WORK INSTRUCTIONS:
Only the pictures are to be left out; set down the rest of the records exactly.

[Stored records]

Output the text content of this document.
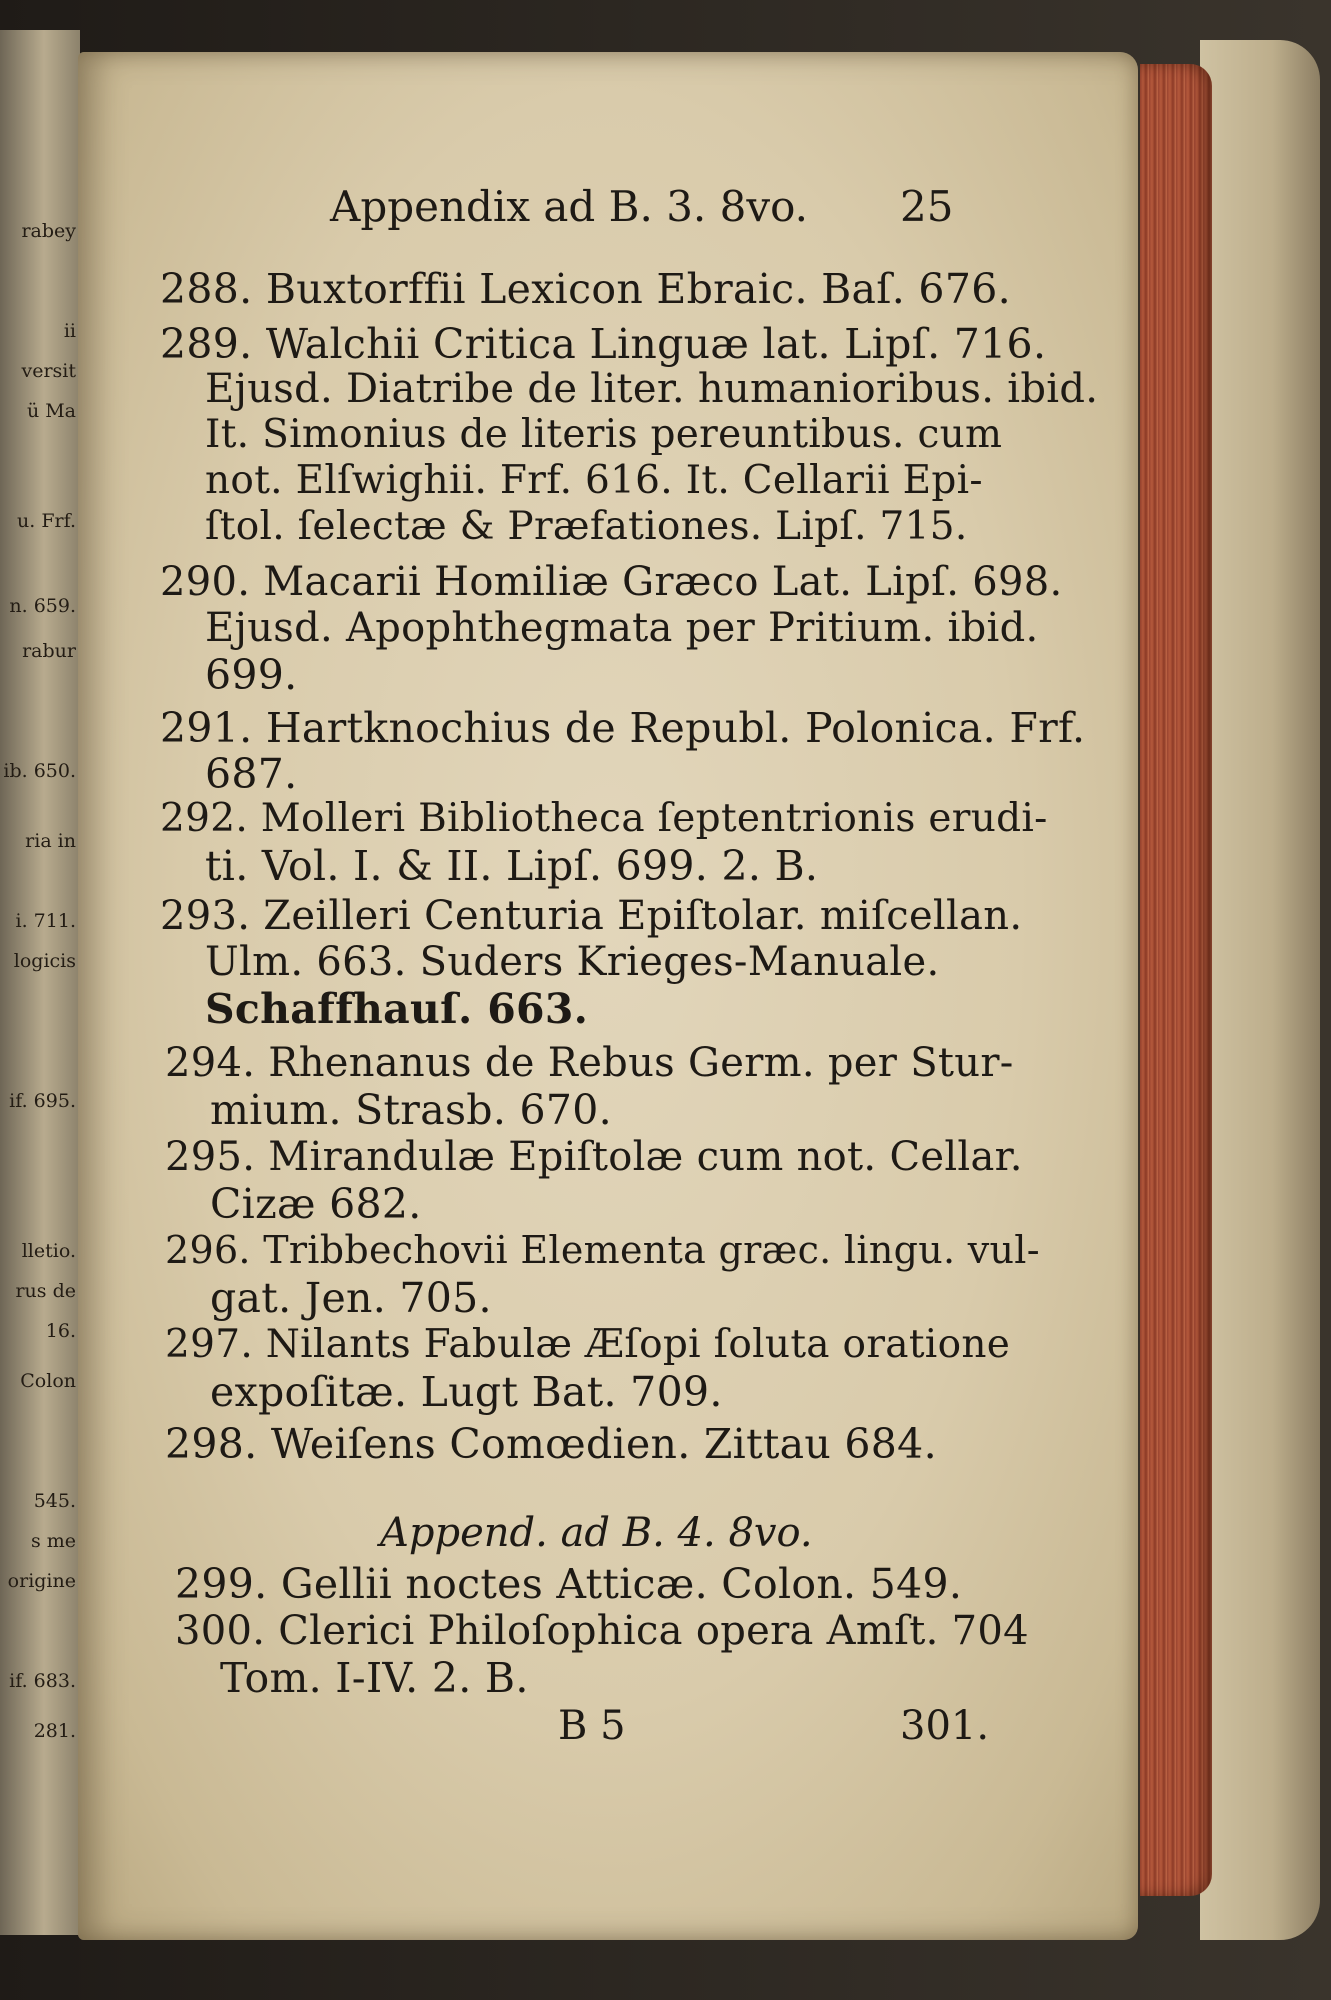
rabey
ii
versit
ü Ma
u. Frf.
n. 659.
rabur
ib. 650.
ria in
i. 711.
logicis
if. 695.
lletio.
rus de
16.
Colon
545.
s me
origine
if. 683.
281.
Appendix ad B. 3. 8vo. 25
288. Buxtorffii Lexicon Ebraic. Baſ. 676.
289. Walchii Critica Linguæ lat. Lipſ. 716.
Ejusd. Diatribe de liter. humanioribus. ibid.
It. Simonius de literis pereuntibus. cum
not. Elſwighii. Frf. 616. It. Cellarii Epi-
ſtol. ſelectæ & Præfationes. Lipſ. 715.
290. Macarii Homiliæ Græco Lat. Lipſ. 698.
Ejusd. Apophthegmata per Pritium. ibid.
699.
291. Hartknochius de Republ. Polonica. Frf.
687.
292. Molleri Bibliotheca ſeptentrionis erudi-
ti. Vol. I. & II. Lipſ. 699. 2. B.
293. Zeilleri Centuria Epiſtolar. miſcellan.
Ulm. 663. Suders Krieges-Manuale.
Schaffhauſ. 663.
294. Rhenanus de Rebus Germ. per Stur-
mium. Strasb. 670.
295. Mirandulæ Epiſtolæ cum not. Cellar.
Cizæ 682.
296. Tribbechovii Elementa græc. lingu. vul-
gat. Jen. 705.
297. Nilants Fabulæ Æſopi ſoluta oratione
expoſitæ. Lugt Bat. 709.
298. Weiſens Comœdien. Zittau 684.
Append. ad B. 4. 8vo.
299. Gellii noctes Atticæ. Colon. 549.
300. Clerici Philoſophica opera Amſt. 704
Tom. I-IV. 2. B.
B 5	301.
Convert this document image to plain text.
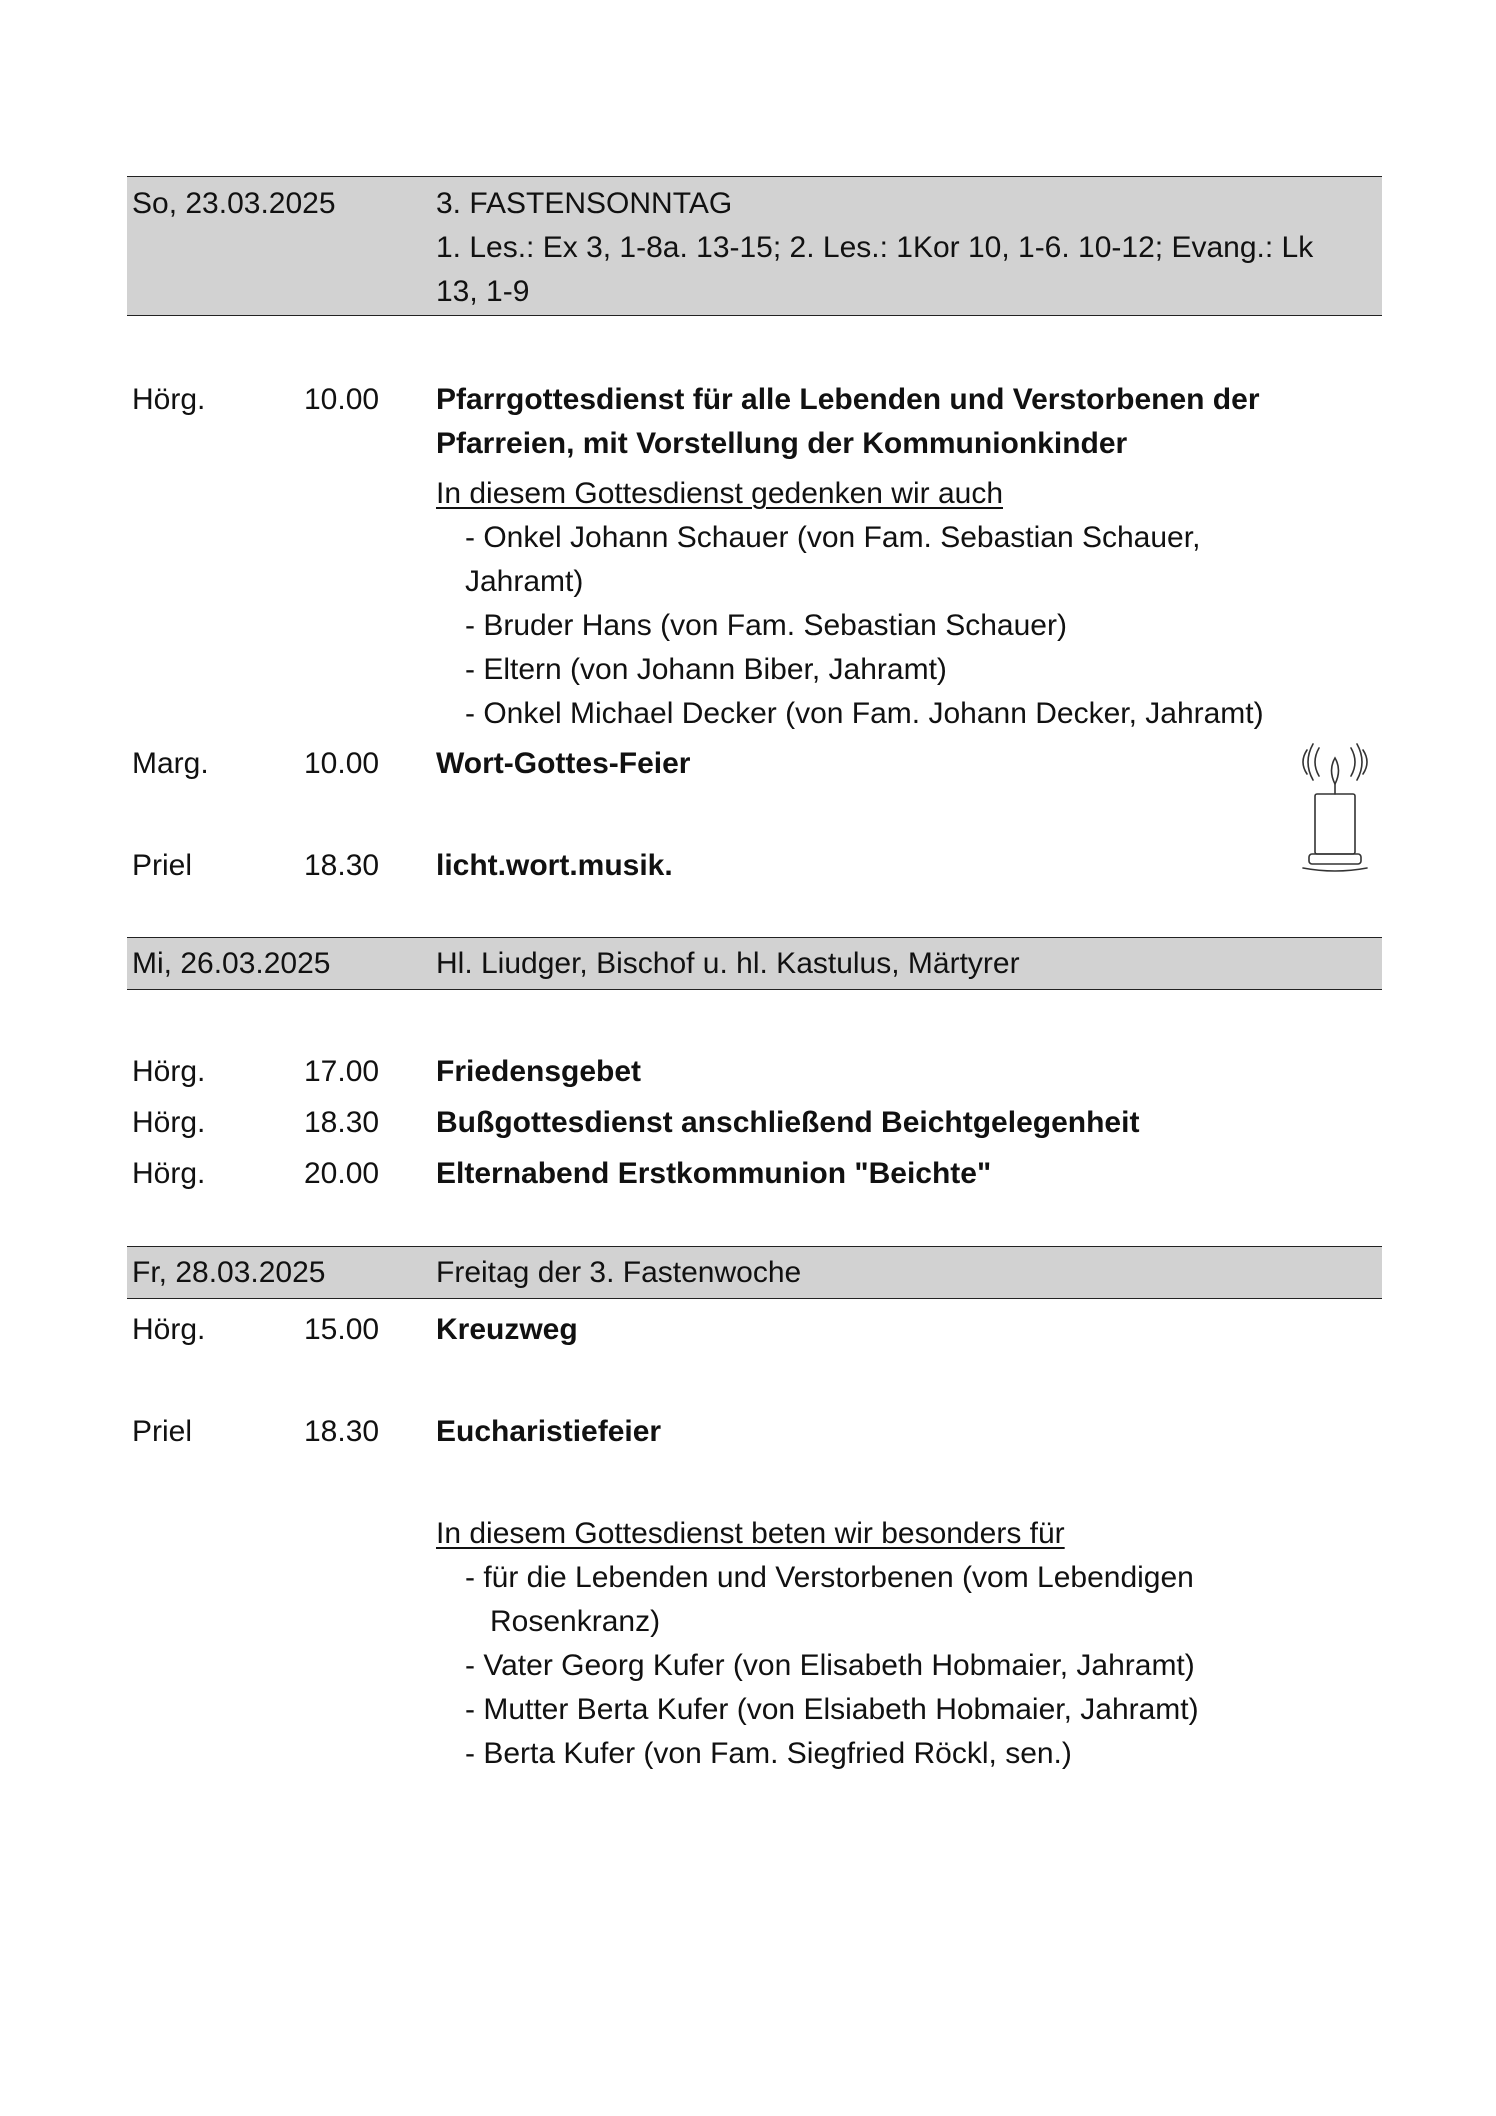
So, 23.03.2025	3. FASTENSONNTAG
1. Les.: Ex 3, 1-8a. 13-15; 2. Les.: 1Kor 10, 1-6. 10-12; Evang.: Lk
13, 1-9
Hörg.	10.00 Pfarrgottesdienst für alle Lebenden und Verstorbenen der
Pfarreien, mit Vorstellung der Kommunionkinder
In diesem Gottesdienst gedenken wir auch
- Onkel Johann Schauer (von Fam. Sebastian Schauer,
Jahramt)
- Bruder Hans (von Fam. Sebastian Schauer)
- Eltern (von Johann Biber, Jahramt)
- Onkel Michael Decker (von Fam. Johann Decker, Jahramt)
Marg.	10.00 Wort-Gottes-Feier
Priel	18.30 licht.wort.musik.
Mi, 26.03.2025	Hl. Liudger, Bischof u. hl. Kastulus, Märtyrer
Hörg.	17.00 Friedensgebet
Hörg.	18.30 Bußgottesdienst anschließend Beichtgelegenheit
Hörg.	20.00 Elternabend Erstkommunion "Beichte"
Fr, 28.03.2025	Freitag der 3. Fastenwoche
Hörg.	15.00 Kreuzweg
Priel	18.30 Eucharistiefeier
In diesem Gottesdienst beten wir besonders für
- für die Lebenden und Verstorbenen (vom Lebendigen
Rosenkranz)
- Vater Georg Kufer (von Elisabeth Hobmaier, Jahramt)
- Mutter Berta Kufer (von Elsiabeth Hobmaier, Jahramt)
- Berta Kufer (von Fam. Siegfried Röckl, sen.)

SOLUTION TO THE PROBLEM:
Output the text content of this document.
rabey
ii
versit
ü Ma
u. Frf.
n. 659.
rabur
ib. 650.
ria in
i. 711.
logicis
if. 695.
lletio.
rus de
16.
Colon
545.
s me
origine
if. 683.
281.
Appendix ad B. 3. 8vo. 25
288. Buxtorffii Lexicon Ebraic. Baſ. 676.
289. Walchii Critica Linguæ lat. Lipſ. 716.
Ejusd. Diatribe de liter. humanioribus. ibid.
It. Simonius de literis pereuntibus. cum
not. Elſwighii. Frf. 616. It. Cellarii Epi-
ſtol. ſelectæ & Præfationes. Lipſ. 715.
290. Macarii Homiliæ Græco Lat. Lipſ. 698.
Ejusd. Apophthegmata per Pritium. ibid.
699.
291. Hartknochius de Republ. Polonica. Frf.
687.
292. Molleri Bibliotheca ſeptentrionis erudi-
ti. Vol. I. & II. Lipſ. 699. 2. B.
293. Zeilleri Centuria Epiſtolar. miſcellan.
Ulm. 663. Suders Krieges-Manuale.
Schaffhauſ. 663.
294. Rhenanus de Rebus Germ. per Stur-
mium. Strasb. 670.
295. Mirandulæ Epiſtolæ cum not. Cellar.
Cizæ 682.
296. Tribbechovii Elementa græc. lingu. vul-
gat. Jen. 705.
297. Nilants Fabulæ Æſopi ſoluta oratione
expoſitæ. Lugt Bat. 709.
298. Weiſens Comœdien. Zittau 684.
Append. ad B. 4. 8vo.
299. Gellii noctes Atticæ. Colon. 549.
300. Clerici Philoſophica opera Amſt. 704
Tom. I-IV. 2. B.
B 5	301.
Convert this document image to plain text.
So, 23.03.2025	3. FASTENSONNTAG
1. Les.: Ex 3, 1-8a. 13-15; 2. Les.: 1Kor 10, 1-6. 10-12; Evang.: Lk
13, 1-9
Hörg.	10.00 Pfarrgottesdienst für alle Lebenden und Verstorbenen der
Pfarreien, mit Vorstellung der Kommunionkinder
In diesem Gottesdienst gedenken wir auch
- Onkel Johann Schauer (von Fam. Sebastian Schauer,
Jahramt)
- Bruder Hans (von Fam. Sebastian Schauer)
- Eltern (von Johann Biber, Jahramt)
- Onkel Michael Decker (von Fam. Johann Decker, Jahramt)
Marg.	10.00 Wort-Gottes-Feier
Priel	18.30 licht.wort.musik.
Mi, 26.03.2025	Hl. Liudger, Bischof u. hl. Kastulus, Märtyrer
Hörg.	17.00 Friedensgebet
Hörg.	18.30 Bußgottesdienst anschließend Beichtgelegenheit
Hörg.	20.00 Elternabend Erstkommunion "Beichte"
Fr, 28.03.2025	Freitag der 3. Fastenwoche
Hörg.	15.00 Kreuzweg
Priel	18.30 Eucharistiefeier
In diesem Gottesdienst beten wir besonders für
- für die Lebenden und Verstorbenen (vom Lebendigen
Rosenkranz)
- Vater Georg Kufer (von Elisabeth Hobmaier, Jahramt)
- Mutter Berta Kufer (von Elsiabeth Hobmaier, Jahramt)
- Berta Kufer (von Fam. Siegfried Röckl, sen.)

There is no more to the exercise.